(TASK OBJECTIVE): Out of the lines below, please list those that hold the string "JSON".

····················

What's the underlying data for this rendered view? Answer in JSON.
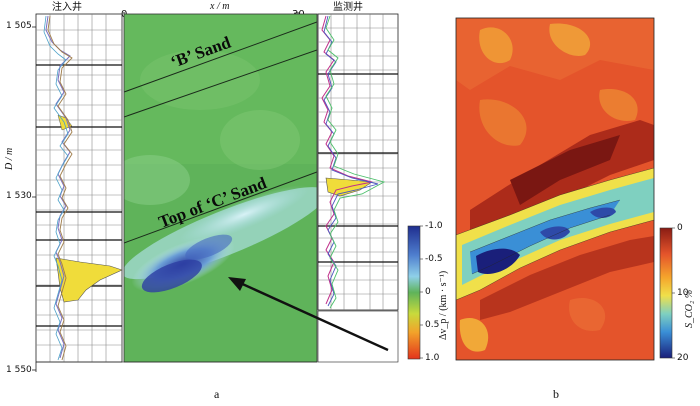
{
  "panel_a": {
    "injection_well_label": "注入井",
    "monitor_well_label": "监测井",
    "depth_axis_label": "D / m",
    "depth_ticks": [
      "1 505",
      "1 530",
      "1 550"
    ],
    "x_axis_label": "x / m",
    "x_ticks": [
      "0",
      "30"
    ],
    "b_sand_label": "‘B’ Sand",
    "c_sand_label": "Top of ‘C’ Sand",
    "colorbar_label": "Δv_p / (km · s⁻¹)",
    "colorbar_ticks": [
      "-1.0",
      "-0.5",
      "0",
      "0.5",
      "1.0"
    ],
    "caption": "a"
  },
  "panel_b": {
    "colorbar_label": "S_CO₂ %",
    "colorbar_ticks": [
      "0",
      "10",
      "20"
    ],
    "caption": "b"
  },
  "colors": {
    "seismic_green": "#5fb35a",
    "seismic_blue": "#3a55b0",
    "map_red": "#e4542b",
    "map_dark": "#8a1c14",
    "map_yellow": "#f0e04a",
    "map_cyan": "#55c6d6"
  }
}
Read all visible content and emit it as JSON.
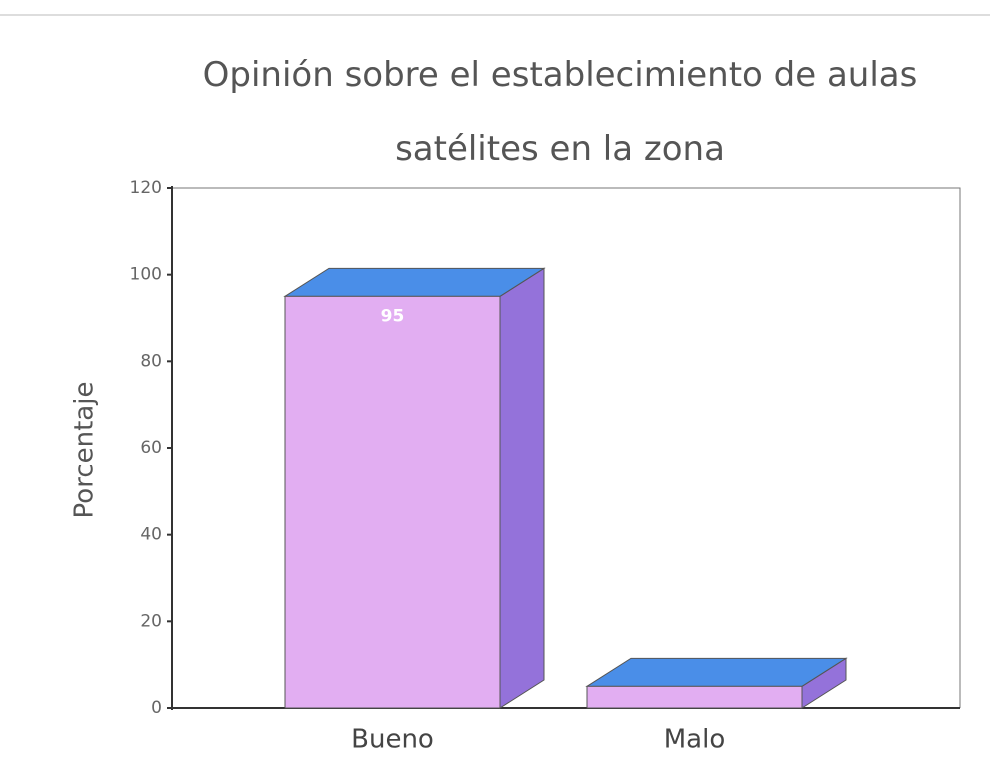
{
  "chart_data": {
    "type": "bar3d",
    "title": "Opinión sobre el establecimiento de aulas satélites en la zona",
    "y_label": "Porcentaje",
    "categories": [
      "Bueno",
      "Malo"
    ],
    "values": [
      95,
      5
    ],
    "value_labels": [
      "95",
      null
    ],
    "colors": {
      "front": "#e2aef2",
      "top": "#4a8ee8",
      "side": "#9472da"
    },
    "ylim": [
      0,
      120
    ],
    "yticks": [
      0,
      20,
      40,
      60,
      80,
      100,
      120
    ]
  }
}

····················

(EXERCISE SOLUTION):
What's the underlying data for this rendered view? Answer in JSON.
Read all visible content and emit it as JSON.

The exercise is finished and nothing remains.